### ASSIGNMENT
Wherever a line in the data holds the word "Bacterial", pull that line out.

[Excerpts from a transcription dataset]
* * * * * * *
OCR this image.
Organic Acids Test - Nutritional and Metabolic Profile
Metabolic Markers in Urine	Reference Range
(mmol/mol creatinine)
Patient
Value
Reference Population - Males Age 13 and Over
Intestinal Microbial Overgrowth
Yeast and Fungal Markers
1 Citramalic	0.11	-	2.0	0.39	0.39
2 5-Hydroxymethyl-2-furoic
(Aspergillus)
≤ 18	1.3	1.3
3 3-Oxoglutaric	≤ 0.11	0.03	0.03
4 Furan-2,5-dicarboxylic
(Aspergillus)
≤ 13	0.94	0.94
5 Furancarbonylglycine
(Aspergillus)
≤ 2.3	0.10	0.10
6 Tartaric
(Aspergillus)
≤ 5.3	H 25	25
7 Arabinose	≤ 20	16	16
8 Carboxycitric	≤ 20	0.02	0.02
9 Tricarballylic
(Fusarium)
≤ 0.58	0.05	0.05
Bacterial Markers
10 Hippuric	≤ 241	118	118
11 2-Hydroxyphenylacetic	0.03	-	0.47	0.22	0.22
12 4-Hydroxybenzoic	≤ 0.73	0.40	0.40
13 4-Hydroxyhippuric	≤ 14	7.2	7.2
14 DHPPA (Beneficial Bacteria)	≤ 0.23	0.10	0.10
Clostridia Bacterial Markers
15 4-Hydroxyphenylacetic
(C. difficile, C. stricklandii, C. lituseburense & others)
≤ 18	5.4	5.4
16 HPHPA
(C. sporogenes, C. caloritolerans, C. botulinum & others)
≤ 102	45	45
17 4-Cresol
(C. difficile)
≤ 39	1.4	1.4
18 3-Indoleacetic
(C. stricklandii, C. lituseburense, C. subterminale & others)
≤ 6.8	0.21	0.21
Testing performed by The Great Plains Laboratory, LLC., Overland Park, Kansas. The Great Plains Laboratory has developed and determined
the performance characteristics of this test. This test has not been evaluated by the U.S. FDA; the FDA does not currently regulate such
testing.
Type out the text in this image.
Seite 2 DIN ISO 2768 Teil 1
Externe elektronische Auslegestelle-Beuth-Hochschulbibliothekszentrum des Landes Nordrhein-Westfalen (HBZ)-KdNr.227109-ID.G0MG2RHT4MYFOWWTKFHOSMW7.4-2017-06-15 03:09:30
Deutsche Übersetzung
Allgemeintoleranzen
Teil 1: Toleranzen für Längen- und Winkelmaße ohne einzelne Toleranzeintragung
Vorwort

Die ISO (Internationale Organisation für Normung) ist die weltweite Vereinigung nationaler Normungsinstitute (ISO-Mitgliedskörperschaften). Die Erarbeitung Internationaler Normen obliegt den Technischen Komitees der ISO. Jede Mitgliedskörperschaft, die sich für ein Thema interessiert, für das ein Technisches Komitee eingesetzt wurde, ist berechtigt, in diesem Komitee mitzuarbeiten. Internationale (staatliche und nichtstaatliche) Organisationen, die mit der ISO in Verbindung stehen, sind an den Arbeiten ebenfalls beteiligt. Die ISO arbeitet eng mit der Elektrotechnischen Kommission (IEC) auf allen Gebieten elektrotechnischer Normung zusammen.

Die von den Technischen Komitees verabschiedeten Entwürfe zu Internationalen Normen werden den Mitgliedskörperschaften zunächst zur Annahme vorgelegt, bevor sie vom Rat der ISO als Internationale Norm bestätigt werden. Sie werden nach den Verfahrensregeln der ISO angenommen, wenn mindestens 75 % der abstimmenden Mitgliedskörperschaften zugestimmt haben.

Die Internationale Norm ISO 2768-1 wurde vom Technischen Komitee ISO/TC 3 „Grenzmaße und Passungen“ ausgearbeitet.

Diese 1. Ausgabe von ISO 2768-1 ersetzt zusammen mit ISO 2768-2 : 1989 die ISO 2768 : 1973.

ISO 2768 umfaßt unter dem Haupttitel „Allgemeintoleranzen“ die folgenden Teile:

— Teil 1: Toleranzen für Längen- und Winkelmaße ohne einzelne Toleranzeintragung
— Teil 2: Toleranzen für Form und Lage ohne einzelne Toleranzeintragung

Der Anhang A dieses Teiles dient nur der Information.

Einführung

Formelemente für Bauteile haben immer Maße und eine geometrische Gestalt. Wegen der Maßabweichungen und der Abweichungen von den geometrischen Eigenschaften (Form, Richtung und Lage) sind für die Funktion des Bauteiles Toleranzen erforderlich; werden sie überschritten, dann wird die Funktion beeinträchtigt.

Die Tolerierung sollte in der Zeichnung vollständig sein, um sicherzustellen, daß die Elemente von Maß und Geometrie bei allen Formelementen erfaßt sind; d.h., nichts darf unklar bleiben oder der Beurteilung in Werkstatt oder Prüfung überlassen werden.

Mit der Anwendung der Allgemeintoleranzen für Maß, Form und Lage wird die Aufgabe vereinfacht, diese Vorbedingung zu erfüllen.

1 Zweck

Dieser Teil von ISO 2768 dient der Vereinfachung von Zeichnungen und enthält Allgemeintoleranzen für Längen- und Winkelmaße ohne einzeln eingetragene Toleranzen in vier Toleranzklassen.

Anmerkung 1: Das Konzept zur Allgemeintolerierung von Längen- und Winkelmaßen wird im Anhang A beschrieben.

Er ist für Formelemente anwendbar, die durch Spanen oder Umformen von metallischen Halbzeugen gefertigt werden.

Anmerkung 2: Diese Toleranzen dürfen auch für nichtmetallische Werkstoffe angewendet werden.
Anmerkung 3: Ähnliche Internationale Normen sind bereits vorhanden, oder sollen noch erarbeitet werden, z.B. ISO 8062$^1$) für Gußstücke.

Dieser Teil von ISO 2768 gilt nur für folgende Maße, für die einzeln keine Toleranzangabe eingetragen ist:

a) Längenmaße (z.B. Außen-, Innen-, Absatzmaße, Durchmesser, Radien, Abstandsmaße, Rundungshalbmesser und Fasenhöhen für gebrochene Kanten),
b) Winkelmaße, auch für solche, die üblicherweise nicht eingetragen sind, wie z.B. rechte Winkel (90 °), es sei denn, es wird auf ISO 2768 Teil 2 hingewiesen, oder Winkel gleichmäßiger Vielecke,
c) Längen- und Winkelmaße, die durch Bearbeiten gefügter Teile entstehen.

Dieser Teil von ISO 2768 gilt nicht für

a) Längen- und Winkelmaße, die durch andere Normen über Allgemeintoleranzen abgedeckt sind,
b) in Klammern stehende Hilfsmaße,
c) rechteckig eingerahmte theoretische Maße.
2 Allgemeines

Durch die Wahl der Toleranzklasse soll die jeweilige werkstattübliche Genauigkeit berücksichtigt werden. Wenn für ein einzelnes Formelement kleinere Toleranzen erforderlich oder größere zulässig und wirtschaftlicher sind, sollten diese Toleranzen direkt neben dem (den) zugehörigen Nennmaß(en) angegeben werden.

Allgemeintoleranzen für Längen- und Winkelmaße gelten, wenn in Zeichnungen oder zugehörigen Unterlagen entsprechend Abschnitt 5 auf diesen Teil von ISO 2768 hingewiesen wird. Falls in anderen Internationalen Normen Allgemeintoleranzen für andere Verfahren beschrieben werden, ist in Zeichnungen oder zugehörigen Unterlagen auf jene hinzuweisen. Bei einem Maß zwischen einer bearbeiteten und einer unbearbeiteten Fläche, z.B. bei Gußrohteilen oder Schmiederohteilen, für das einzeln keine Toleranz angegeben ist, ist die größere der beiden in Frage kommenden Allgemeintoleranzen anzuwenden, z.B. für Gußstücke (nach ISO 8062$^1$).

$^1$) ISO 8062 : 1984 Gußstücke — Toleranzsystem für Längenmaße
* * * * * * *
### TASK OUTPUT
Bacterial Markers
Clostridia Bacterial Markers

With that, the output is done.